TASK DIRECTIONS: Pull each line holding the word "jemného" from the data.

RECORD LIST:
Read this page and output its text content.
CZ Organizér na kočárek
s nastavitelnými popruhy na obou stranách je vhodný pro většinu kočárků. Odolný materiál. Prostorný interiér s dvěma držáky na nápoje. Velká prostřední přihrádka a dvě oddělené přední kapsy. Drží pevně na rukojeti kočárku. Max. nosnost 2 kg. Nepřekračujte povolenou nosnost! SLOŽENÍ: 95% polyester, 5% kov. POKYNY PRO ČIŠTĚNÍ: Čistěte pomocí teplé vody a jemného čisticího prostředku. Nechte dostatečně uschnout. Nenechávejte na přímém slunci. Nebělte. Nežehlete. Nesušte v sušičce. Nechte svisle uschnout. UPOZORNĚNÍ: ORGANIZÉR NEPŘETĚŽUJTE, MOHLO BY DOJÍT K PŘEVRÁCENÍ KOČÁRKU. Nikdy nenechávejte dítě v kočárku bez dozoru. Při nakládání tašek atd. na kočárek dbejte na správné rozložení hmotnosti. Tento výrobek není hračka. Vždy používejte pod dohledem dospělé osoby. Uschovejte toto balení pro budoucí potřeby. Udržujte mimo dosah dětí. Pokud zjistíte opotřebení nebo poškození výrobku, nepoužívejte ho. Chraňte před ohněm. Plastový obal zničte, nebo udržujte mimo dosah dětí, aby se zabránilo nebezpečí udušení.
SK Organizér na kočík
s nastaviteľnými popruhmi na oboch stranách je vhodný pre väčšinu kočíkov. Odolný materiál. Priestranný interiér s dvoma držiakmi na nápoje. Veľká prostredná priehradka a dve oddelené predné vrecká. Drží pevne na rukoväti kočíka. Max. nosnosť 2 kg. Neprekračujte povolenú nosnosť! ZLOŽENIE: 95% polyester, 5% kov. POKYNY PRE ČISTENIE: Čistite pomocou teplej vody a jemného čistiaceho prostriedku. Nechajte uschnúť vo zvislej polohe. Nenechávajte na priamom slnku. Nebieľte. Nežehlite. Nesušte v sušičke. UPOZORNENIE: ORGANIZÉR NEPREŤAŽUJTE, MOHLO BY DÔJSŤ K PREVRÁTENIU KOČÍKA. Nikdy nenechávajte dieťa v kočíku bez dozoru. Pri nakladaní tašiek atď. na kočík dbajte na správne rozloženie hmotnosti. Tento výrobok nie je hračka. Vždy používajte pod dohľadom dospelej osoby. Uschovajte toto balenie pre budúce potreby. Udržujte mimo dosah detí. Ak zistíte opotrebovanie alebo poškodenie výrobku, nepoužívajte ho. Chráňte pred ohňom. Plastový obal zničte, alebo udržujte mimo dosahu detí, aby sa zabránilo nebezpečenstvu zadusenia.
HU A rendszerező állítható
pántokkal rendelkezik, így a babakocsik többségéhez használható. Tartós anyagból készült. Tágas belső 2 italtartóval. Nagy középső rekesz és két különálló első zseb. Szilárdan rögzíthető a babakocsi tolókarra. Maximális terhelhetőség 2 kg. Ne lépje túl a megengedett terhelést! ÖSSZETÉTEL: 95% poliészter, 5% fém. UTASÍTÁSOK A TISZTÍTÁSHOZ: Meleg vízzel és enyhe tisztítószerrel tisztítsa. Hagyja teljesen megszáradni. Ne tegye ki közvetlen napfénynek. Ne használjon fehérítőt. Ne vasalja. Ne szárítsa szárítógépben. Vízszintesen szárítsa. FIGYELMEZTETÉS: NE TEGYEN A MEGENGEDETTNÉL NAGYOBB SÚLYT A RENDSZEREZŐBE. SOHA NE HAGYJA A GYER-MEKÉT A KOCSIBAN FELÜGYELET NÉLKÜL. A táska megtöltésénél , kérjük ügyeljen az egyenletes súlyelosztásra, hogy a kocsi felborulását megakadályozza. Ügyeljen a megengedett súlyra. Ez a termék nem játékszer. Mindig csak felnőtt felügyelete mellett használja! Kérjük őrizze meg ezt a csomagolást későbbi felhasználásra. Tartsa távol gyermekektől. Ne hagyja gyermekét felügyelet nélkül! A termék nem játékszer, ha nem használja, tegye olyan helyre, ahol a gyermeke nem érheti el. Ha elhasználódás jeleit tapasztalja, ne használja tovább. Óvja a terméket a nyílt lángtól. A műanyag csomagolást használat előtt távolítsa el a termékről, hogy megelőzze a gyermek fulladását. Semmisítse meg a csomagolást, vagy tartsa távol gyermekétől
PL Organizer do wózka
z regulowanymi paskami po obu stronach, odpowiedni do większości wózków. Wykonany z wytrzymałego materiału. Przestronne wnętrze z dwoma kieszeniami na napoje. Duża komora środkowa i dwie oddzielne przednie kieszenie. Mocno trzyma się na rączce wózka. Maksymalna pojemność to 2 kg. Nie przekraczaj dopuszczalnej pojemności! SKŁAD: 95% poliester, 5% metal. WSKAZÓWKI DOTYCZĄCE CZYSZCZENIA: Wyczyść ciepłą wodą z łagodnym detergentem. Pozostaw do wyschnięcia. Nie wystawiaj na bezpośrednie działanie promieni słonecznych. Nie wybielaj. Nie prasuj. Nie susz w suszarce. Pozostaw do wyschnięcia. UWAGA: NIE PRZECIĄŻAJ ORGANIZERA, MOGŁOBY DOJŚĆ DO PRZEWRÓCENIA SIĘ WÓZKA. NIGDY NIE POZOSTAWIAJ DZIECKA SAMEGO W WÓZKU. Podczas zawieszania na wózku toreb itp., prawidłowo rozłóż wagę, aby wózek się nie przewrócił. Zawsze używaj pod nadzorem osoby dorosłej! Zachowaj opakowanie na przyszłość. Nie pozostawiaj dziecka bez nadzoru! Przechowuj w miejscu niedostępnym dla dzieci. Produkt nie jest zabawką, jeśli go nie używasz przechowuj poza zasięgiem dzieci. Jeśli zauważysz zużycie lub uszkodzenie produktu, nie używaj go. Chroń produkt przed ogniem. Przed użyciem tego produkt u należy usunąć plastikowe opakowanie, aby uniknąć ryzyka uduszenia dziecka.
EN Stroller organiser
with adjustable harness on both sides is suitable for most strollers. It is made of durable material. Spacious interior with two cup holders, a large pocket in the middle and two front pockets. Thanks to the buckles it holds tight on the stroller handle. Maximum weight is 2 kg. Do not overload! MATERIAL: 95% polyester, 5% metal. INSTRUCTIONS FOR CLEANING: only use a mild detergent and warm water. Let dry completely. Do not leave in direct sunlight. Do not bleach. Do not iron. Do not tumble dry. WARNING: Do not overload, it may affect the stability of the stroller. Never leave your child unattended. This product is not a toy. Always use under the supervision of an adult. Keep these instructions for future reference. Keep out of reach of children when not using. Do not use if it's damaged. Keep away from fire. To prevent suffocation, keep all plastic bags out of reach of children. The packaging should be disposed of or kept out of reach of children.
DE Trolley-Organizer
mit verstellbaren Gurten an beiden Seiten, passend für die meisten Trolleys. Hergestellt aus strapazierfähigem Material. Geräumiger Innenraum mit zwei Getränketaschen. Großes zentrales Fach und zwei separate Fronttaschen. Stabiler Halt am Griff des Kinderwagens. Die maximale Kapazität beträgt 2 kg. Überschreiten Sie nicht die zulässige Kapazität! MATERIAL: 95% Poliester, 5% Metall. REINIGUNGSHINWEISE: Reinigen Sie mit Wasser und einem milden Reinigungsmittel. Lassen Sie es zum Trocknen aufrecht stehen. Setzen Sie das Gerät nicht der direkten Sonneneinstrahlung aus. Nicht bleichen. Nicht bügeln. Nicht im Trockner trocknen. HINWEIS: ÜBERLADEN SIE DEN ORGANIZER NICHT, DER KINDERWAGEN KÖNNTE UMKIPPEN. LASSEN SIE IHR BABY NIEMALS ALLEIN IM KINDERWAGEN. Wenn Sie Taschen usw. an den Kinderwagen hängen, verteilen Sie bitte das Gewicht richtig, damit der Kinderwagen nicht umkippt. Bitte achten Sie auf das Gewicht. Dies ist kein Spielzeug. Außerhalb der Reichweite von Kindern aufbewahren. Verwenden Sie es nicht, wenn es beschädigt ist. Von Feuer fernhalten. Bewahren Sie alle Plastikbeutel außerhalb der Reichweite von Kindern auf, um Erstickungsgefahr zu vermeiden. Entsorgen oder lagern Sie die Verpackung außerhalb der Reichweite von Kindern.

REPLY:
s nastavitelnými popruhy na obou stranách je vhodný pro většinu kočárků. Odolný materiál. Prostorný interiér s dvěma držáky na nápoje. Velká prostřední přihrádka a dvě oddělené přední kapsy. Drží pevně na rukojeti kočárku. Max. nosnost 2 kg. Nepřekračujte povolenou nosnost! SLOŽENÍ: 95% polyester, 5% kov. POKYNY PRO ČIŠTĚNÍ: Čistěte pomocí teplé vody a jemného čisticího prostředku. Nechte dostatečně uschnout. Nenechávejte na přímém slunci. Nebělte. Nežehlete. Nesušte v sušičce. Nechte svisle uschnout. UPOZORNĚNÍ: ORGANIZÉR NEPŘETĚŽUJTE, MOHLO BY DOJÍT K PŘEVRÁCENÍ KOČÁRKU. Nikdy nenechávejte dítě v kočárku bez dozoru. Při nakládání tašek atd. na kočárek dbejte na správné rozložení hmotnosti. Tento výrobek není hračka. Vždy používejte pod dohledem dospělé osoby. Uschovejte toto balení pro budoucí potřeby. Udržujte mimo dosah dětí. Pokud zjistíte opotřebení nebo poškození výrobku, nepoužívejte ho. Chraňte před ohněm. Plastový obal zničte, nebo udržujte mimo dosah dětí, aby se zabránilo nebezpečí udušení.
s nastaviteľnými popruhmi na oboch stranách je vhodný pre väčšinu kočíkov. Odolný materiál. Priestranný interiér s dvoma držiakmi na nápoje. Veľká prostredná priehradka a dve oddelené predné vrecká. Drží pevne na rukoväti kočíka. Max. nosnosť 2 kg. Neprekračujte povolenú nosnosť! ZLOŽENIE: 95% polyester, 5% kov. POKYNY PRE ČISTENIE: Čistite pomocou teplej vody a jemného čistiaceho prostriedku. Nechajte uschnúť vo zvislej polohe. Nenechávajte na priamom slnku. Nebieľte. Nežehlite. Nesušte v sušičke. UPOZORNENIE: ORGANIZÉR NEPREŤAŽUJTE, MOHLO BY DÔJSŤ K PREVRÁTENIU KOČÍKA. Nikdy nenechávajte dieťa v kočíku bez dozoru. Pri nakladaní tašiek atď. na kočík dbajte na správne rozloženie hmotnosti. Tento výrobok nie je hračka. Vždy používajte pod dohľadom dospelej osoby. Uschovajte toto balenie pre budúce potreby. Udržujte mimo dosah detí. Ak zistíte opotrebovanie alebo poškodenie výrobku, nepoužívajte ho. Chráňte pred ohňom. Plastový obal zničte, alebo udržujte mimo dosahu detí, aby sa zabránilo nebezpečenstvu zadusenia.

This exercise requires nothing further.